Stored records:
** begin **

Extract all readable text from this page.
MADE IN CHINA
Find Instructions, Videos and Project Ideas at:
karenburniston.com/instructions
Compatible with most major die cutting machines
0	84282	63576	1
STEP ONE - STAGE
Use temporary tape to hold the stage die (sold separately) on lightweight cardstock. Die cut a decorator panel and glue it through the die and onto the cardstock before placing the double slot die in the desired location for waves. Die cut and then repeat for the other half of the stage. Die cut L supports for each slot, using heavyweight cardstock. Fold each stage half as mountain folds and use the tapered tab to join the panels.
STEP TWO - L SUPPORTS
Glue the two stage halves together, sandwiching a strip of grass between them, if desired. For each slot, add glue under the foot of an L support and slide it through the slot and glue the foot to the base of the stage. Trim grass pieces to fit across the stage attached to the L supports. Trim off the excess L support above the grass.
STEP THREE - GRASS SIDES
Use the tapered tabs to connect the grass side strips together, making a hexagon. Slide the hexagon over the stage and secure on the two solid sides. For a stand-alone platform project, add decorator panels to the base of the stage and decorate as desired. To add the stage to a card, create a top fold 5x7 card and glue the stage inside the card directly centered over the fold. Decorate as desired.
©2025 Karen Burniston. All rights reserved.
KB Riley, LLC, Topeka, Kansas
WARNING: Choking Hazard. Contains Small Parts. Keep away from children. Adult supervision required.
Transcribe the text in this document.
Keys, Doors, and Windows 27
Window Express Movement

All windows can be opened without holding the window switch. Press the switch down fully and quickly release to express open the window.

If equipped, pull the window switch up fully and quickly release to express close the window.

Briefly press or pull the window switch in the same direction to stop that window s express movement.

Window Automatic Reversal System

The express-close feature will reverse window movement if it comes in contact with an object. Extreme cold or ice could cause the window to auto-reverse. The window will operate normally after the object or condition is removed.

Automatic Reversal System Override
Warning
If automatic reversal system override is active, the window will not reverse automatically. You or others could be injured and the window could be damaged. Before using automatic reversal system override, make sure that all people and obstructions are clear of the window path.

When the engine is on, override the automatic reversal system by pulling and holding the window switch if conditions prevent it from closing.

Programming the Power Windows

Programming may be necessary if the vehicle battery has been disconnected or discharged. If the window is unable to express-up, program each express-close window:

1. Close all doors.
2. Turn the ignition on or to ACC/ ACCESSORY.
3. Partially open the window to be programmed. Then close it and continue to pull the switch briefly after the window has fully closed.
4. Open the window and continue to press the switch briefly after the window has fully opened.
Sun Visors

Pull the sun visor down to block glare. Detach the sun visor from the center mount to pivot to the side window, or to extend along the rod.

** end **

**Short problem**: Copy out all of the records shown above exactly.

**Solution to this exercise**:
Extract all readable text from this page.
MADE IN CHINA
Find Instructions, Videos and Project Ideas at:
karenburniston.com/instructions
Compatible with most major die cutting machines
0	84282	63576	1
STEP ONE - STAGE
Use temporary tape to hold the stage die (sold separately) on lightweight cardstock. Die cut a decorator panel and glue it through the die and onto the cardstock before placing the double slot die in the desired location for waves. Die cut and then repeat for the other half of the stage. Die cut L supports for each slot, using heavyweight cardstock. Fold each stage half as mountain folds and use the tapered tab to join the panels.
STEP TWO - L SUPPORTS
Glue the two stage halves together, sandwiching a strip of grass between them, if desired. For each slot, add glue under the foot of an L support and slide it through the slot and glue the foot to the base of the stage. Trim grass pieces to fit across the stage attached to the L supports. Trim off the excess L support above the grass.
STEP THREE - GRASS SIDES
Use the tapered tabs to connect the grass side strips together, making a hexagon. Slide the hexagon over the stage and secure on the two solid sides. For a stand-alone platform project, add decorator panels to the base of the stage and decorate as desired. To add the stage to a card, create a top fold 5x7 card and glue the stage inside the card directly centered over the fold. Decorate as desired.
©2025 Karen Burniston. All rights reserved.
KB Riley, LLC, Topeka, Kansas
WARNING: Choking Hazard. Contains Small Parts. Keep away from children. Adult supervision required.
Transcribe the text in this document.
Keys, Doors, and Windows 27
Window Express Movement

All windows can be opened without holding the window switch. Press the switch down fully and quickly release to express open the window.

If equipped, pull the window switch up fully and quickly release to express close the window.

Briefly press or pull the window switch in the same direction to stop that window s express movement.

Window Automatic Reversal System

The express-close feature will reverse window movement if it comes in contact with an object. Extreme cold or ice could cause the window to auto-reverse. The window will operate normally after the object or condition is removed.

Automatic Reversal System Override
Warning
If automatic reversal system override is active, the window will not reverse automatically. You or others could be injured and the window could be damaged. Before using automatic reversal system override, make sure that all people and obstructions are clear of the window path.

When the engine is on, override the automatic reversal system by pulling and holding the window switch if conditions prevent it from closing.

Programming the Power Windows

Programming may be necessary if the vehicle battery has been disconnected or discharged. If the window is unable to express-up, program each express-close window:

1. Close all doors.
2. Turn the ignition on or to ACC/ ACCESSORY.
3. Partially open the window to be programmed. Then close it and continue to pull the switch briefly after the window has fully closed.
4. Open the window and continue to press the switch briefly after the window has fully opened.
Sun Visors

Pull the sun visor down to block glare. Detach the sun visor from the center mount to pivot to the side window, or to extend along the rod.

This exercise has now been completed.